## Exercise prompt
Set down the full listing exactly, character for character.

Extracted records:
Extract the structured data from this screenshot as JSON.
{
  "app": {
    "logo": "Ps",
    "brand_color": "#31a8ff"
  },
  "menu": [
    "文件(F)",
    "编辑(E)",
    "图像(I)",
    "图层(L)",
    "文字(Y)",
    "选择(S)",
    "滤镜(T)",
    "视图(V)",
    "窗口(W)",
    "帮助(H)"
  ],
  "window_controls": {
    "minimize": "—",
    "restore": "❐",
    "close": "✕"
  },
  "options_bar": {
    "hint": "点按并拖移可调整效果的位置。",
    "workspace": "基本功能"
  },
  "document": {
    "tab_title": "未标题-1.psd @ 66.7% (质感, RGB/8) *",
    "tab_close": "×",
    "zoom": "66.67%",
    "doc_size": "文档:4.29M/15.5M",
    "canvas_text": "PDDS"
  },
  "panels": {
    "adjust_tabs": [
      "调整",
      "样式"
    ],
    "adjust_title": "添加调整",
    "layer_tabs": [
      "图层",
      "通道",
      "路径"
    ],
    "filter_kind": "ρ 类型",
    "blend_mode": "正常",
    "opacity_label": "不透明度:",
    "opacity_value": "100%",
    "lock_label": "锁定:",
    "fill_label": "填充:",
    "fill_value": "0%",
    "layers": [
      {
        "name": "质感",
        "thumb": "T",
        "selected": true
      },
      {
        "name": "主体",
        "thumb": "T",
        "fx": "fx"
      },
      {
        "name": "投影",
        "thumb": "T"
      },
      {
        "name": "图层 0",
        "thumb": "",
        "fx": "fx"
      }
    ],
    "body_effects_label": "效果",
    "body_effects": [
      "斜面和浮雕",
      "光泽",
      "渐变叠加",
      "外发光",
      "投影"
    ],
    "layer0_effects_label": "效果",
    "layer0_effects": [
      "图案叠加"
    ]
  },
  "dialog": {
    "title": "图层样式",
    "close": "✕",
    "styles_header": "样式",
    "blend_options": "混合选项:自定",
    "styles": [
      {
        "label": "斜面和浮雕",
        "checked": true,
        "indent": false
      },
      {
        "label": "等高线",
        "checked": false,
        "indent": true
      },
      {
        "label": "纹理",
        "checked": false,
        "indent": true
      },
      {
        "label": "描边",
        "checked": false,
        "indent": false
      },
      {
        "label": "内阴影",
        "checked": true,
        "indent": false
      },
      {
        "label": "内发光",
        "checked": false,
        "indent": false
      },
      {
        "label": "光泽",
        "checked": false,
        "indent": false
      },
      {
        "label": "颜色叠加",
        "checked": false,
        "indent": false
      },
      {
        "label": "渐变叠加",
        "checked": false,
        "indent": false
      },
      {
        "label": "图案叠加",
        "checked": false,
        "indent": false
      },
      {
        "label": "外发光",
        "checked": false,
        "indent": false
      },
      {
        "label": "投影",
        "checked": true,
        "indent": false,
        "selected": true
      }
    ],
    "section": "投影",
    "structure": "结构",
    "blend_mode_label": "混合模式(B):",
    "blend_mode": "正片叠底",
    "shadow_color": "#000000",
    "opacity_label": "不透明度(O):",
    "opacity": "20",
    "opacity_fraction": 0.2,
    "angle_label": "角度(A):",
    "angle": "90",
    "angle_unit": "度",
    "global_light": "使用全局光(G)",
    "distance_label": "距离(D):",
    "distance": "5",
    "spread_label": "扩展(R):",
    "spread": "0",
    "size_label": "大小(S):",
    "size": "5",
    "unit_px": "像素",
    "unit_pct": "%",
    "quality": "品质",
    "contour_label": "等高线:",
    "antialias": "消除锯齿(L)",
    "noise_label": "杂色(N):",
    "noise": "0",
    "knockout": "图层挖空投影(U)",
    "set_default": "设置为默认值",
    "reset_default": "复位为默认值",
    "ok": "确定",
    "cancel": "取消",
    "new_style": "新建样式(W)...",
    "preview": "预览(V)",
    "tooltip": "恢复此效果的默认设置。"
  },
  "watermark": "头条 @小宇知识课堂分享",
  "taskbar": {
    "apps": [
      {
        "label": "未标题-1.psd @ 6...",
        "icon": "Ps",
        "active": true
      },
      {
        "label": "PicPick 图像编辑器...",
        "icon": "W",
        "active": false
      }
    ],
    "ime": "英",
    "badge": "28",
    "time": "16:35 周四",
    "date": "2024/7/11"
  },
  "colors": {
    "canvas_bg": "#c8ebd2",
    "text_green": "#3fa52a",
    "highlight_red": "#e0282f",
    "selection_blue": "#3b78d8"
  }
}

## Written response
Extract the structured data from this screenshot as JSON.
{
  "app": {
    "logo": "Ps",
    "brand_color": "#31a8ff"
  },
  "menu": [
    "文件(F)",
    "编辑(E)",
    "图像(I)",
    "图层(L)",
    "文字(Y)",
    "选择(S)",
    "滤镜(T)",
    "视图(V)",
    "窗口(W)",
    "帮助(H)"
  ],
  "window_controls": {
    "minimize": "—",
    "restore": "❐",
    "close": "✕"
  },
  "options_bar": {
    "hint": "点按并拖移可调整效果的位置。",
    "workspace": "基本功能"
  },
  "document": {
    "tab_title": "未标题-1.psd @ 66.7% (质感, RGB/8) *",
    "tab_close": "×",
    "zoom": "66.67%",
    "doc_size": "文档:4.29M/15.5M",
    "canvas_text": "PDDS"
  },
  "panels": {
    "adjust_tabs": [
      "调整",
      "样式"
    ],
    "adjust_title": "添加调整",
    "layer_tabs": [
      "图层",
      "通道",
      "路径"
    ],
    "filter_kind": "ρ 类型",
    "blend_mode": "正常",
    "opacity_label": "不透明度:",
    "opacity_value": "100%",
    "lock_label": "锁定:",
    "fill_label": "填充:",
    "fill_value": "0%",
    "layers": [
      {
        "name": "质感",
        "thumb": "T",
        "selected": true
      },
      {
        "name": "主体",
        "thumb": "T",
        "fx": "fx"
      },
      {
        "name": "投影",
        "thumb": "T"
      },
      {
        "name": "图层 0",
        "thumb": "",
        "fx": "fx"
      }
    ],
    "body_effects_label": "效果",
    "body_effects": [
      "斜面和浮雕",
      "光泽",
      "渐变叠加",
      "外发光",
      "投影"
    ],
    "layer0_effects_label": "效果",
    "layer0_effects": [
      "图案叠加"
    ]
  },
  "dialog": {
    "title": "图层样式",
    "close": "✕",
    "styles_header": "样式",
    "blend_options": "混合选项:自定",
    "styles": [
      {
        "label": "斜面和浮雕",
        "checked": true,
        "indent": false
      },
      {
        "label": "等高线",
        "checked": false,
        "indent": true
      },
      {
        "label": "纹理",
        "checked": false,
        "indent": true
      },
      {
        "label": "描边",
        "checked": false,
        "indent": false
      },
      {
        "label": "内阴影",
        "checked": true,
        "indent": false
      },
      {
        "label": "内发光",
        "checked": false,
        "indent": false
      },
      {
        "label": "光泽",
        "checked": false,
        "indent": false
      },
      {
        "label": "颜色叠加",
        "checked": false,
        "indent": false
      },
      {
        "label": "渐变叠加",
        "checked": false,
        "indent": false
      },
      {
        "label": "图案叠加",
        "checked": false,
        "indent": false
      },
      {
        "label": "外发光",
        "checked": false,
        "indent": false
      },
      {
        "label": "投影",
        "checked": true,
        "indent": false,
        "selected": true
      }
    ],
    "section": "投影",
    "structure": "结构",
    "blend_mode_label": "混合模式(B):",
    "blend_mode": "正片叠底",
    "shadow_color": "#000000",
    "opacity_label": "不透明度(O):",
    "opacity": "20",
    "opacity_fraction": 0.2,
    "angle_label": "角度(A):",
    "angle": "90",
    "angle_unit": "度",
    "global_light": "使用全局光(G)",
    "distance_label": "距离(D):",
    "distance": "5",
    "spread_label": "扩展(R):",
    "spread": "0",
    "size_label": "大小(S):",
    "size": "5",
    "unit_px": "像素",
    "unit_pct": "%",
    "quality": "品质",
    "contour_label": "等高线:",
    "antialias": "消除锯齿(L)",
    "noise_label": "杂色(N):",
    "noise": "0",
    "knockout": "图层挖空投影(U)",
    "set_default": "设置为默认值",
    "reset_default": "复位为默认值",
    "ok": "确定",
    "cancel": "取消",
    "new_style": "新建样式(W)...",
    "preview": "预览(V)",
    "tooltip": "恢复此效果的默认设置。"
  },
  "watermark": "头条 @小宇知识课堂分享",
  "taskbar": {
    "apps": [
      {
        "label": "未标题-1.psd @ 6...",
        "icon": "Ps",
        "active": true
      },
      {
        "label": "PicPick 图像编辑器...",
        "icon": "W",
        "active": false
      }
    ],
    "ime": "英",
    "badge": "28",
    "time": "16:35 周四",
    "date": "2024/7/11"
  },
  "colors": {
    "canvas_bg": "#c8ebd2",
    "text_green": "#3fa52a",
    "highlight_red": "#e0282f",
    "selection_blue": "#3b78d8"
  }
}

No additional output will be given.